(Task to carry out): Retype all of the data. Every line must match exactly.

(Data shown):
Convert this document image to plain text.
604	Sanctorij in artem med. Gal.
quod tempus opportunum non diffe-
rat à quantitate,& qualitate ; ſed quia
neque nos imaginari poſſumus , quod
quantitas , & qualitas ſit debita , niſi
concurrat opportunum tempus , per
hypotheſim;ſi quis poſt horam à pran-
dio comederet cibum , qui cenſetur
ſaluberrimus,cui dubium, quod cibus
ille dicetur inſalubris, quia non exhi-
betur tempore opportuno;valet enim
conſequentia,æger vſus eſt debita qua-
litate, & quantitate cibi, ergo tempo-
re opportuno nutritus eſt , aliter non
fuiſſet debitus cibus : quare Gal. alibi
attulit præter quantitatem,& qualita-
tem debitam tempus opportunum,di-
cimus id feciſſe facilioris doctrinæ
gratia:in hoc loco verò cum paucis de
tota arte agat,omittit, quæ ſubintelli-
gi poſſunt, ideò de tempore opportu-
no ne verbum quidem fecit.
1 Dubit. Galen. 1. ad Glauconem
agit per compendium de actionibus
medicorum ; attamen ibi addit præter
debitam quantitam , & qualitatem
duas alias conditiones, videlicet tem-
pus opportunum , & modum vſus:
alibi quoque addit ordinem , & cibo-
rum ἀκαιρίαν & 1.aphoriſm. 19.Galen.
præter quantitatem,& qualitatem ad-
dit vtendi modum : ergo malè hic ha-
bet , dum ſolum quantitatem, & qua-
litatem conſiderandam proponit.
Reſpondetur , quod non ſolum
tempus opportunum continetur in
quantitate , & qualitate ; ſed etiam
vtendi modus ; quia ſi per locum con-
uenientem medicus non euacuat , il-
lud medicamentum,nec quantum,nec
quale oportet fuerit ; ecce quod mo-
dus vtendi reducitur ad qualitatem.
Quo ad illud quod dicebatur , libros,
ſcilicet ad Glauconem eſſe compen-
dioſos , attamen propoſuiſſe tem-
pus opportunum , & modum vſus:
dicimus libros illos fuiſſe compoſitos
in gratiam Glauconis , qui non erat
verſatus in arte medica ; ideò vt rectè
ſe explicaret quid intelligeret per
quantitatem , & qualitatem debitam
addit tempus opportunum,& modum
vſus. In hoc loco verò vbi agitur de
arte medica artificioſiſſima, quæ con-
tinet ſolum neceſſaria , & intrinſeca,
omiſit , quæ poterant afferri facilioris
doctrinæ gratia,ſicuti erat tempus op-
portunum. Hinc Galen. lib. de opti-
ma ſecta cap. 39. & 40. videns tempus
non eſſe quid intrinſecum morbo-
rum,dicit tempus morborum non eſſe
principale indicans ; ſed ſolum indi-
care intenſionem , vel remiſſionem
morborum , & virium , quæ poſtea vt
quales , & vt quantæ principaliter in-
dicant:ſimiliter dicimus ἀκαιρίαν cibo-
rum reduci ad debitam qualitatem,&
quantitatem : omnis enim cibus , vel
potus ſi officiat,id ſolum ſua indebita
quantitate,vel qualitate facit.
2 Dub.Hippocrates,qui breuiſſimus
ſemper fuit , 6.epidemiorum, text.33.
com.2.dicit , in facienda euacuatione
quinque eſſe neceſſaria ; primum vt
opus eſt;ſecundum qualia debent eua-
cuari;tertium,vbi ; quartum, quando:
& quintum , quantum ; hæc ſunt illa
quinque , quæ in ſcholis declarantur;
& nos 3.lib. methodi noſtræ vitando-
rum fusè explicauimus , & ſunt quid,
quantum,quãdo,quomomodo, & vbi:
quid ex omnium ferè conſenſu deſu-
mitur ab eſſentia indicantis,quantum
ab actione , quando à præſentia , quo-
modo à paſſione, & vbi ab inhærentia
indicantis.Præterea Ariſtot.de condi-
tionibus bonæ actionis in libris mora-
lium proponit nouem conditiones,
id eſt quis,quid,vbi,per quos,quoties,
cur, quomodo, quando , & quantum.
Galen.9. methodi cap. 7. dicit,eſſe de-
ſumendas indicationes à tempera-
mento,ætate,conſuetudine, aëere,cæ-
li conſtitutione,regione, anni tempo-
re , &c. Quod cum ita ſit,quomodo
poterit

(Exercise result):
Convert this document image to plain text.
604	Sanctorij in artem med. Gal.
quod tempus opportunum non diffe-
rat à quantitate,& qualitate ; ſed quia
neque nos imaginari poſſumus , quod
quantitas , & qualitas ſit debita , niſi
concurrat opportunum tempus , per
hypotheſim;ſi quis poſt horam à pran-
dio comederet cibum , qui cenſetur
ſaluberrimus,cui dubium, quod cibus
ille dicetur inſalubris, quia non exhi-
betur tempore opportuno;valet enim
conſequentia,æger vſus eſt debita qua-
litate, & quantitate cibi, ergo tempo-
re opportuno nutritus eſt , aliter non
fuiſſet debitus cibus : quare Gal. alibi
attulit præter quantitatem,& qualita-
tem debitam tempus opportunum,di-
cimus id feciſſe facilioris doctrinæ
gratia:in hoc loco verò cum paucis de
tota arte agat,omittit, quæ ſubintelli-
gi poſſunt, ideò de tempore opportu-
no ne verbum quidem fecit.
1 Dubit. Galen. 1. ad Glauconem
agit per compendium de actionibus
medicorum ; attamen ibi addit præter
debitam quantitam , & qualitatem
duas alias conditiones, videlicet tem-
pus opportunum , & modum vſus:
alibi quoque addit ordinem , & cibo-
rum ἀκαιρίαν & 1.aphoriſm. 19.Galen.
præter quantitatem,& qualitatem ad-
dit vtendi modum : ergo malè hic ha-
bet , dum ſolum quantitatem, & qua-
litatem conſiderandam proponit.
Reſpondetur , quod non ſolum
tempus opportunum continetur in
quantitate , & qualitate ; ſed etiam
vtendi modus ; quia ſi per locum con-
uenientem medicus non euacuat , il-
lud medicamentum,nec quantum,nec
quale oportet fuerit ; ecce quod mo-
dus vtendi reducitur ad qualitatem.
Quo ad illud quod dicebatur , libros,
ſcilicet ad Glauconem eſſe compen-
dioſos , attamen propoſuiſſe tem-
pus opportunum , & modum vſus:
dicimus libros illos fuiſſe compoſitos
in gratiam Glauconis , qui non erat
verſatus in arte medica ; ideò vt rectè
ſe explicaret quid intelligeret per
quantitatem , & qualitatem debitam
addit tempus opportunum,& modum
vſus. In hoc loco verò vbi agitur de
arte medica artificioſiſſima, quæ con-
tinet ſolum neceſſaria , & intrinſeca,
omiſit , quæ poterant afferri facilioris
doctrinæ gratia,ſicuti erat tempus op-
portunum. Hinc Galen. lib. de opti-
ma ſecta cap. 39. & 40. videns tempus
non eſſe quid intrinſecum morbo-
rum,dicit tempus morborum non eſſe
principale indicans ; ſed ſolum indi-
care intenſionem , vel remiſſionem
morborum , & virium , quæ poſtea vt
quales , & vt quantæ principaliter in-
dicant:ſimiliter dicimus ἀκαιρίαν cibo-
rum reduci ad debitam qualitatem,&
quantitatem : omnis enim cibus , vel
potus ſi officiat,id ſolum ſua indebita
quantitate,vel qualitate facit.
2 Dub.Hippocrates,qui breuiſſimus
ſemper fuit , 6.epidemiorum, text.33.
com.2.dicit , in facienda euacuatione
quinque eſſe neceſſaria ; primum vt
opus eſt;ſecundum qualia debent eua-
cuari;tertium,vbi ; quartum, quando:
& quintum , quantum ; hæc ſunt illa
quinque , quæ in ſcholis declarantur;
& nos 3.lib. methodi noſtræ vitando-
rum fusè explicauimus , & ſunt quid,
quantum,quãdo,quomomodo, & vbi:
quid ex omnium ferè conſenſu deſu-
mitur ab eſſentia indicantis,quantum
ab actione , quando à præſentia , quo-
modo à paſſione, & vbi ab inhærentia
indicantis.Præterea Ariſtot.de condi-
tionibus bonæ actionis in libris mora-
lium proponit nouem conditiones,
id eſt quis,quid,vbi,per quos,quoties,
cur, quomodo, quando , & quantum.
Galen.9. methodi cap. 7. dicit,eſſe de-
ſumendas indicationes à tempera-
mento,ætate,conſuetudine, aëere,cæ-
li conſtitutione,regione, anni tempo-
re , &c. Quod cum ita ſit,quomodo
poterit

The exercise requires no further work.